— BEGIN PROVIDED INFORMATION —

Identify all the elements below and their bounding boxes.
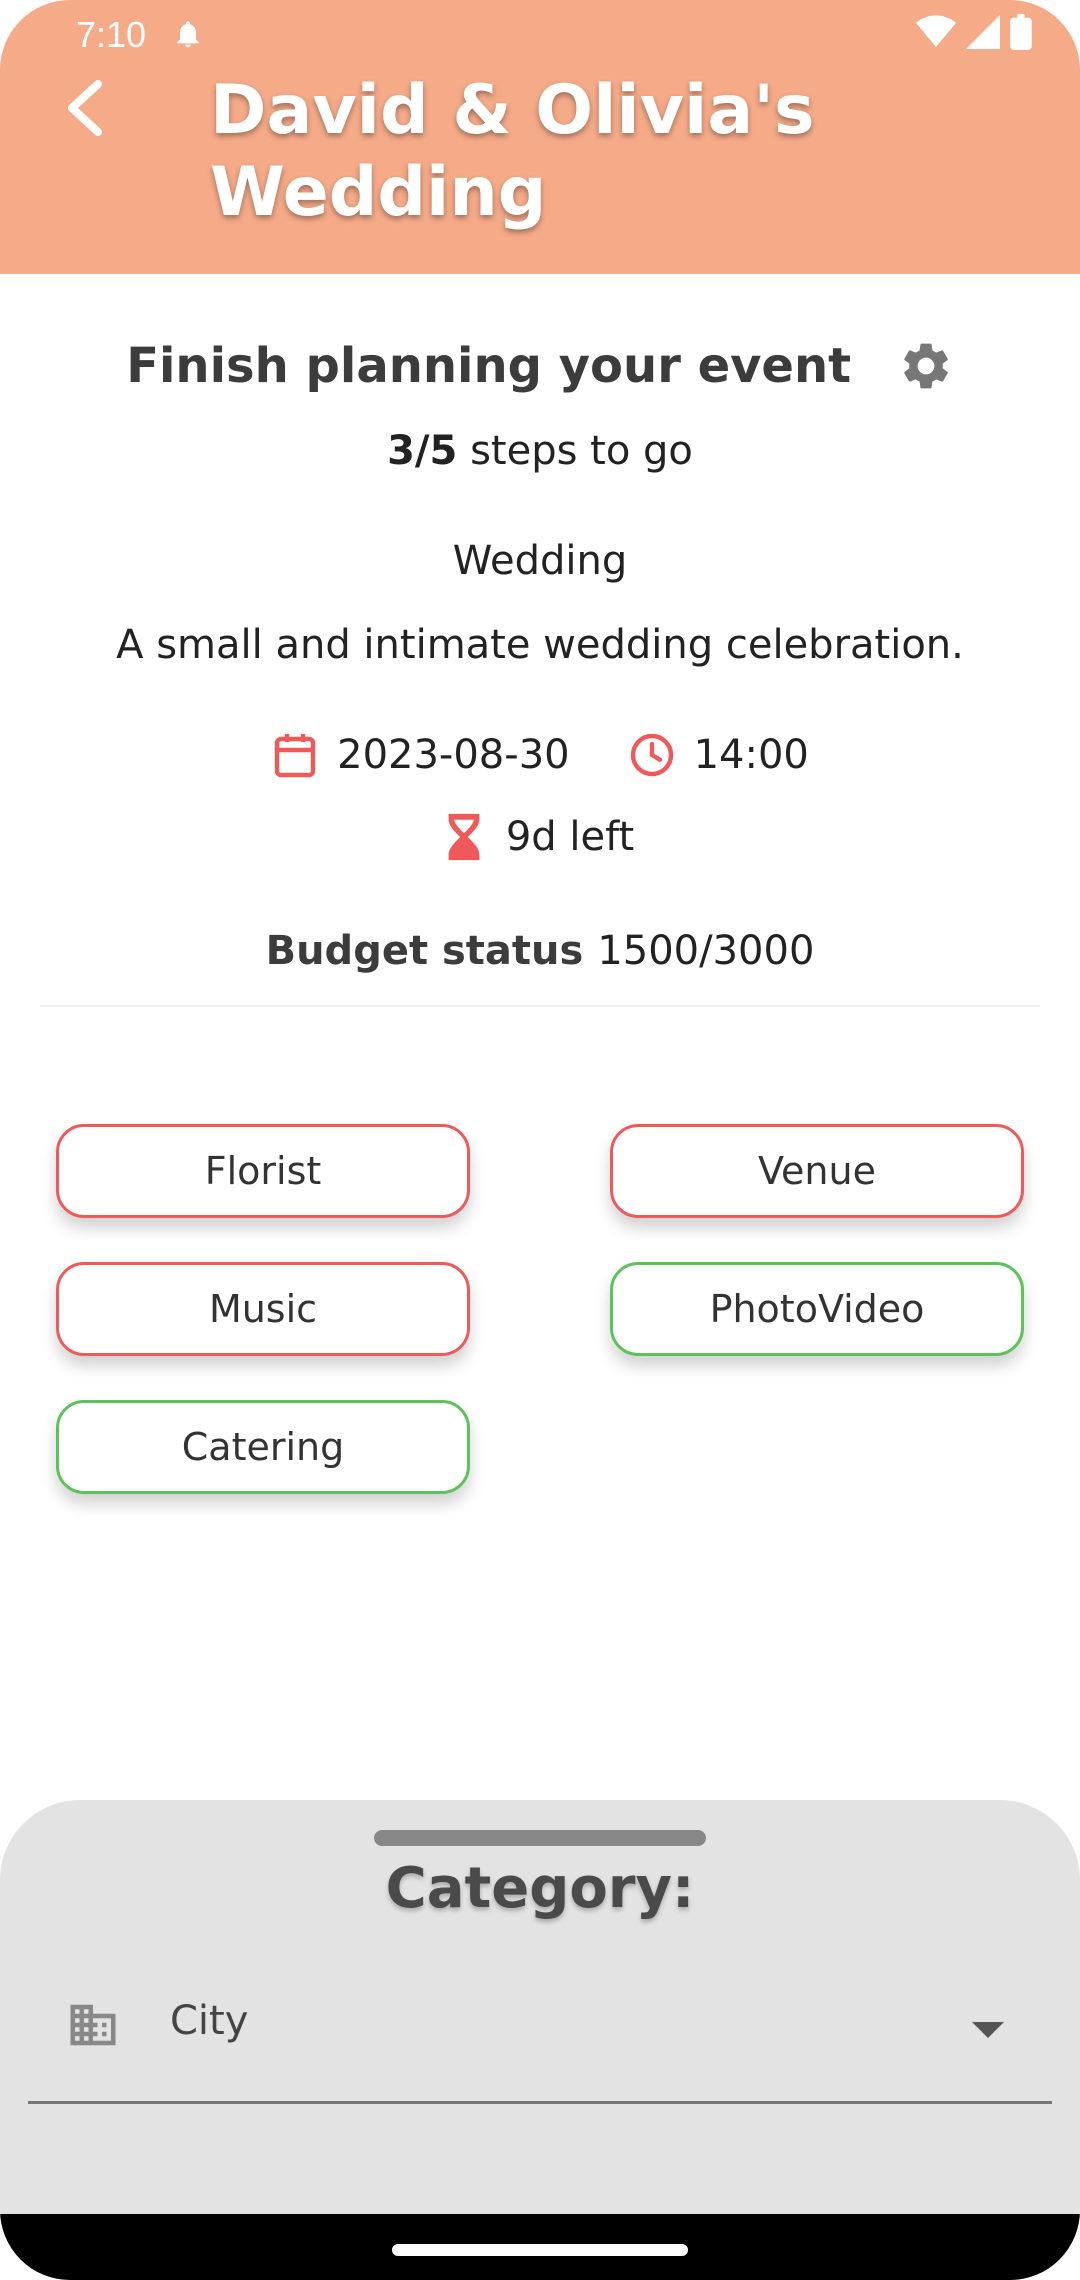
sheet-drag-handle[interactable] [374,1830,706,1846]
wifi-icon [916,15,956,48]
steps-suffix: steps to go [457,428,693,474]
page-title: David & Olivia's Wedding [210,71,815,232]
chip-music[interactable]: Music [56,1262,470,1356]
steps-count: 3/5 [387,428,458,474]
date-time-row: 2023-08-30 14:00 [0,730,1080,780]
system-nav-bar [0,2214,1080,2280]
planning-heading: Finish planning your event [0,335,1080,394]
time-left-row: 9d left [0,812,1080,862]
budget-status: Budget status 1500/3000 [0,928,1080,974]
chip-venue[interactable]: Venue [610,1124,1024,1218]
budget-label: Budget status [265,928,584,974]
back-arrow-icon [68,80,102,136]
hourglass-icon [448,813,480,861]
building-icon [70,2004,116,2046]
bell-icon [177,21,199,48]
battery-icon [1010,14,1032,50]
steps-counter: 3/5 steps to go [0,428,1080,474]
city-dropdown[interactable]: City [28,1980,1052,2104]
gear-icon[interactable] [898,338,954,394]
time-left-text: 9d left [505,814,635,860]
bottom-sheet: Category: City [0,1800,1080,2280]
event-time: 14:00 [628,731,809,779]
screen: 7:10 David & Olivia's Wedding Finish pla… [0,0,1080,2280]
sheet-title: Category: [385,1856,695,1921]
app-bar: 7:10 David & Olivia's Wedding [0,0,1080,274]
status-time: 7:10 [76,14,147,55]
event-date: 2023-08-30 [271,730,570,780]
chip-photovideo[interactable]: PhotoVideo [610,1262,1024,1356]
divider [40,1005,1040,1007]
event-type: Wedding [452,538,628,584]
city-dropdown-value: City [170,1998,249,2044]
signal-icon [966,15,1000,49]
planning-heading-text: Finish planning your event [126,338,852,394]
calendar-icon [274,734,316,778]
budget-value: 1500/3000 [597,928,815,974]
chip-catering[interactable]: Catering [56,1400,470,1494]
event-date-text: 2023-08-30 [337,732,570,778]
chip-florist[interactable]: Florist [56,1124,470,1218]
dropdown-arrow-icon [972,2022,1004,2038]
back-button[interactable] [56,80,112,136]
home-gesture-pill[interactable] [392,2244,688,2256]
status-icons [916,14,1032,50]
event-description: A small and intimate wedding celebration… [116,622,964,668]
clock-icon [630,733,673,777]
event-time-text: 14:00 [693,732,809,778]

— END PROVIDED INFORMATION —

GOAL: Copy every line of the entries above word for word, but leave out the pictures.

EXPECTED OUTPUT:
Identify all the elements below and their bounding boxes.
sheet-drag-handle[interactable] [374,1830,706,1846]
wifi-icon [916,15,956,48]
steps-suffix: steps to go [457,428,693,474]
page-title: David & Olivia's Wedding [210,71,815,232]
chip-music[interactable]: Music [56,1262,470,1356]
steps-count: 3/5 [387,428,458,474]
date-time-row: 2023-08-30 14:00 [0,730,1080,780]
system-nav-bar [0,2214,1080,2280]
planning-heading: Finish planning your event [0,335,1080,394]
time-left-row: 9d left [0,812,1080,862]
budget-status: Budget status 1500/3000 [0,928,1080,974]
chip-venue[interactable]: Venue [610,1124,1024,1218]
budget-label: Budget status [265,928,584,974]
back-arrow-icon [68,80,102,136]
hourglass-icon [448,813,480,861]
building-icon [70,2004,116,2046]
bell-icon [177,21,199,48]
battery-icon [1010,14,1032,50]
steps-counter: 3/5 steps to go [0,428,1080,474]
city-dropdown[interactable]: City [28,1980,1052,2104]
gear-icon[interactable] [898,338,954,394]
time-left-text: 9d left [505,814,635,860]
bottom-sheet: Category: City [0,1800,1080,2280]
event-time: 14:00 [628,731,809,779]
screen: 7:10 David & Olivia's Wedding Finish pla… [0,0,1080,2280]
sheet-title: Category: [385,1856,695,1921]
app-bar: 7:10 David & Olivia's Wedding [0,0,1080,274]
status-time: 7:10 [76,14,147,55]
event-date: 2023-08-30 [271,730,570,780]
chip-photovideo[interactable]: PhotoVideo [610,1262,1024,1356]
divider [40,1005,1040,1007]
event-type: Wedding [452,538,628,584]
city-dropdown-value: City [170,1998,249,2044]
signal-icon [966,15,1000,49]
planning-heading-text: Finish planning your event [126,338,852,394]
calendar-icon [274,734,316,778]
budget-value: 1500/3000 [597,928,815,974]
chip-catering[interactable]: Catering [56,1400,470,1494]
event-date-text: 2023-08-30 [337,732,570,778]
chip-florist[interactable]: Florist [56,1124,470,1218]
dropdown-arrow-icon [972,2022,1004,2038]
back-button[interactable] [56,80,112,136]
home-gesture-pill[interactable] [392,2244,688,2256]
status-icons [916,14,1032,50]
event-description: A small and intimate wedding celebration… [116,622,964,668]
clock-icon [630,733,673,777]
event-time-text: 14:00 [693,732,809,778]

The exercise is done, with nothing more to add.